[Dataset excerpt]
----

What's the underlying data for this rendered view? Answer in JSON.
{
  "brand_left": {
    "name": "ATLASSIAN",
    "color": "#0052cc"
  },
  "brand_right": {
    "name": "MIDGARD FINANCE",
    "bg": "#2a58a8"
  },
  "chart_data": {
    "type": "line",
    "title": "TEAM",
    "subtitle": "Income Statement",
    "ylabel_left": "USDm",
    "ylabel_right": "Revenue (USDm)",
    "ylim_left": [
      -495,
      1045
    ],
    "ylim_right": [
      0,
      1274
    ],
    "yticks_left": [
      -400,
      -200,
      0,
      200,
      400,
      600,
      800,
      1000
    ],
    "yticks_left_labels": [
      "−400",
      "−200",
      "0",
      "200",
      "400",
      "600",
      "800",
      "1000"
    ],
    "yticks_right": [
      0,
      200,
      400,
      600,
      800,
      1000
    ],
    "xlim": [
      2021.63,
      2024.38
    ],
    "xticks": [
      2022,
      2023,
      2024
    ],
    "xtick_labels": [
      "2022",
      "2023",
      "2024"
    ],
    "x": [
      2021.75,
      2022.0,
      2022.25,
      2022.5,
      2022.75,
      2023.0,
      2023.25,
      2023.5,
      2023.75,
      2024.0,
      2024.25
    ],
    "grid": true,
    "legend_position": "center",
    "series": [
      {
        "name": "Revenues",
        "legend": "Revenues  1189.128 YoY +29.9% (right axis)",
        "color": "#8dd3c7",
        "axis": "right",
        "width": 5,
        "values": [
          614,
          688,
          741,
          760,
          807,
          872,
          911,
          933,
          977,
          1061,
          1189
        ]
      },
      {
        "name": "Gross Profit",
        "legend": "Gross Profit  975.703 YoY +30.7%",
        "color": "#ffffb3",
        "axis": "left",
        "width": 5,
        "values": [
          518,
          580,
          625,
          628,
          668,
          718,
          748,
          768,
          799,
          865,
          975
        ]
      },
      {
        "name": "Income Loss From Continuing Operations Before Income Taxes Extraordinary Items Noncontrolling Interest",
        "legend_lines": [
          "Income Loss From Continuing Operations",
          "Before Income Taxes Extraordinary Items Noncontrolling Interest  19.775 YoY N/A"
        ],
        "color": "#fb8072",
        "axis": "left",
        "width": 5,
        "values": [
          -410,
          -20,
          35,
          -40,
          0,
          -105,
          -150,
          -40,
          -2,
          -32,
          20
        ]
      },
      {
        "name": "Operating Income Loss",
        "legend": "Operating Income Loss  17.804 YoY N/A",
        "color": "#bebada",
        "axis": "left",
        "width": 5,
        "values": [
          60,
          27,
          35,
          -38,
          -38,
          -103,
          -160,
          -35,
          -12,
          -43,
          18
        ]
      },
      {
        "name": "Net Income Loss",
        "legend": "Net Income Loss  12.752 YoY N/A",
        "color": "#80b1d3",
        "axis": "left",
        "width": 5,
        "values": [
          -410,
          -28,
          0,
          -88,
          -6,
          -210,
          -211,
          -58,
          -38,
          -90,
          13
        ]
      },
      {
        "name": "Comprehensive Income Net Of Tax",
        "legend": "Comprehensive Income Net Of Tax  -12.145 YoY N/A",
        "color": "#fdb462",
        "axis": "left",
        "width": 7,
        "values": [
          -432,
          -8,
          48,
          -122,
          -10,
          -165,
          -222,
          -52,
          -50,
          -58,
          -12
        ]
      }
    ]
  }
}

----

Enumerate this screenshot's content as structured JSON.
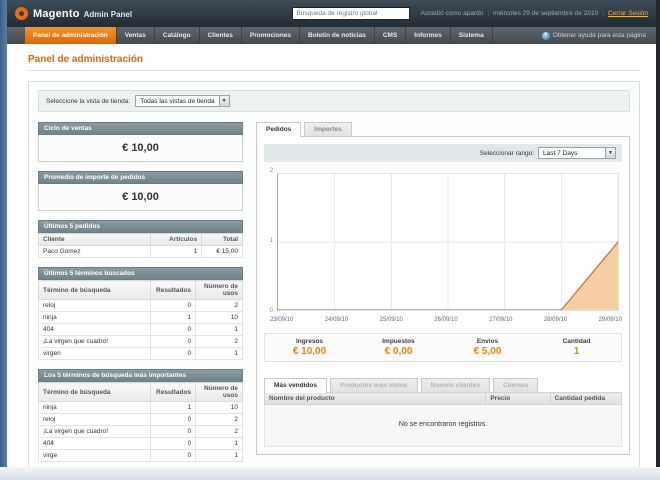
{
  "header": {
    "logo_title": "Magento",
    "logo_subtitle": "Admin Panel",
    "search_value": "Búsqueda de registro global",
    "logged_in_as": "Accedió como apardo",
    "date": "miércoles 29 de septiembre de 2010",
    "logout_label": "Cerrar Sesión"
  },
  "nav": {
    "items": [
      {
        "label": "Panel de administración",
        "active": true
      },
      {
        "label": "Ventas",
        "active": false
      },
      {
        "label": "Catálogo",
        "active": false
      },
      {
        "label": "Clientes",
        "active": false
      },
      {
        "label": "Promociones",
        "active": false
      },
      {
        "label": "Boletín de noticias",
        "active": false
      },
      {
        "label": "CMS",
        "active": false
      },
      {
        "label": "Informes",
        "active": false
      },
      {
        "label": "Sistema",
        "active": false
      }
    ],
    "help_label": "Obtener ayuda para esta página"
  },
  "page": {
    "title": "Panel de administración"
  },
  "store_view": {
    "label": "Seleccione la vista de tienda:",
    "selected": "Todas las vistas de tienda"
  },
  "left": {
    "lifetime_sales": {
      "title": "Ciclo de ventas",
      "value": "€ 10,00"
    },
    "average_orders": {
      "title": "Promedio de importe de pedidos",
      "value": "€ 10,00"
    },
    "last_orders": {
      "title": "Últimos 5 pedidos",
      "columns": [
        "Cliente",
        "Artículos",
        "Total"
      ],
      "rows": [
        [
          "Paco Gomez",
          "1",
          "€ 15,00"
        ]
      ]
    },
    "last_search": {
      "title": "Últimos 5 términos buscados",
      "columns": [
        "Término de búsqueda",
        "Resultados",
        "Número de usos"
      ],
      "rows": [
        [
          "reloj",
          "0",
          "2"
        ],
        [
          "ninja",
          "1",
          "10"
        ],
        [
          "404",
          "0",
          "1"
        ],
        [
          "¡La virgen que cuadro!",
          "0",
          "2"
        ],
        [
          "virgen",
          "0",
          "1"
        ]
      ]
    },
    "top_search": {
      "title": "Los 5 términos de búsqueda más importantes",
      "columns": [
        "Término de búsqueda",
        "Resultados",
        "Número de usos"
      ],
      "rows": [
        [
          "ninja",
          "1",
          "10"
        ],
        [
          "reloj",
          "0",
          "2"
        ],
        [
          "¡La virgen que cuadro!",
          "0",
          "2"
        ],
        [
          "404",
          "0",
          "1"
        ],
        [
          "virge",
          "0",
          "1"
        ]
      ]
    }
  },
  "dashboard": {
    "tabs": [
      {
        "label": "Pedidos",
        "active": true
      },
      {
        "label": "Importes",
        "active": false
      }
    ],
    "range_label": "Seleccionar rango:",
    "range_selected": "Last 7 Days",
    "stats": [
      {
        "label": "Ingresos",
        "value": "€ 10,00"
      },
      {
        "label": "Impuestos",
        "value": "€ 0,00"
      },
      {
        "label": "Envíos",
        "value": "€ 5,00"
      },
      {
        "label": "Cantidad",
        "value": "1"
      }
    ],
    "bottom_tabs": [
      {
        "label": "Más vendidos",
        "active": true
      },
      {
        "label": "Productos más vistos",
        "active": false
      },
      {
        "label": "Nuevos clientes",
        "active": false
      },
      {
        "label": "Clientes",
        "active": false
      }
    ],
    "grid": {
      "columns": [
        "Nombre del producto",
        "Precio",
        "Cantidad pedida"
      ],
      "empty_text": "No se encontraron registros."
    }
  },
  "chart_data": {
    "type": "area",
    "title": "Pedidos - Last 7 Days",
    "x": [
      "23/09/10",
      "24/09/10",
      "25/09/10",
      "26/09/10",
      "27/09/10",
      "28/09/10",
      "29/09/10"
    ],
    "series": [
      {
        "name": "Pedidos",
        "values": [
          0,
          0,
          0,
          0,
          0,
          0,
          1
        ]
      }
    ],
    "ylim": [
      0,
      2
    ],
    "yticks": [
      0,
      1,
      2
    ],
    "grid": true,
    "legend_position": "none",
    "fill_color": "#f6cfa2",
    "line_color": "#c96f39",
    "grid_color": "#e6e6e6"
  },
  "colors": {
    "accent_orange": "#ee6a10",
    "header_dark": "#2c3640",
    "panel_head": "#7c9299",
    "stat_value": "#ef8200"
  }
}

----

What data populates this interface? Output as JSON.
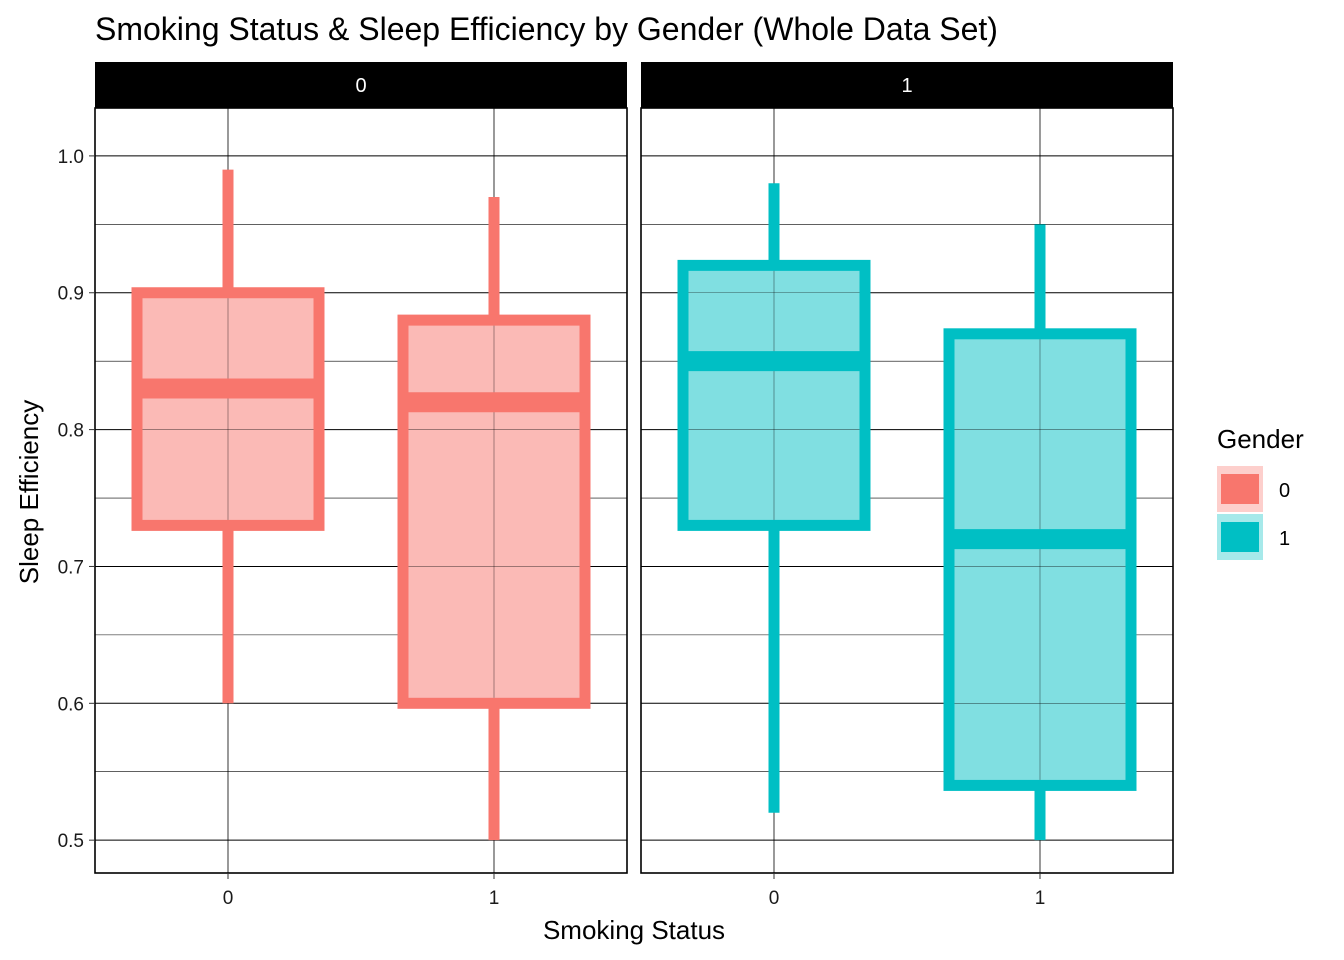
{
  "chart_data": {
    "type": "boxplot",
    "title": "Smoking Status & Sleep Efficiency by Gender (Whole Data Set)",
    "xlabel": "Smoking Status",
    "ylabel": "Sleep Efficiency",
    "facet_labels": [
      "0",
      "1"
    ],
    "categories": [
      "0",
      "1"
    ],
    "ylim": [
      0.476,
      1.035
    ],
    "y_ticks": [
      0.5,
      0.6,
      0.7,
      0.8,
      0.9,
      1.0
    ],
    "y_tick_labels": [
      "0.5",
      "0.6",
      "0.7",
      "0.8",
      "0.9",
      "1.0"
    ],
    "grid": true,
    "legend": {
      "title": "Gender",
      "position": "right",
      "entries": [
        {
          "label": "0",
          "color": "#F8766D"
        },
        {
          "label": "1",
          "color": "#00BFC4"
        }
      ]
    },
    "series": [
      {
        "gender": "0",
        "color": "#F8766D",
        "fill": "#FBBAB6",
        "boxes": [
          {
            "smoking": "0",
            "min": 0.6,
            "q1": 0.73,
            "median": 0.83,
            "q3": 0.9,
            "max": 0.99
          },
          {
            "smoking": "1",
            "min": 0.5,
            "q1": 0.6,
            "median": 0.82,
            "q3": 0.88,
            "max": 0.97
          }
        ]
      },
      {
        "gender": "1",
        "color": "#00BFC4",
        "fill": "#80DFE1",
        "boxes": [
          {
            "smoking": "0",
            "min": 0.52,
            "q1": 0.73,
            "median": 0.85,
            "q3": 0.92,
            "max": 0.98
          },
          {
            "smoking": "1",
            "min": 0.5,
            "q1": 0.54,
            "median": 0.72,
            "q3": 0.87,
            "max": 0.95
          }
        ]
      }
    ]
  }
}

----

Task prompt: Each line of the material above either contains the word "Noncontrolling" or does not; state how many do, and nothing else.

Solution below: 2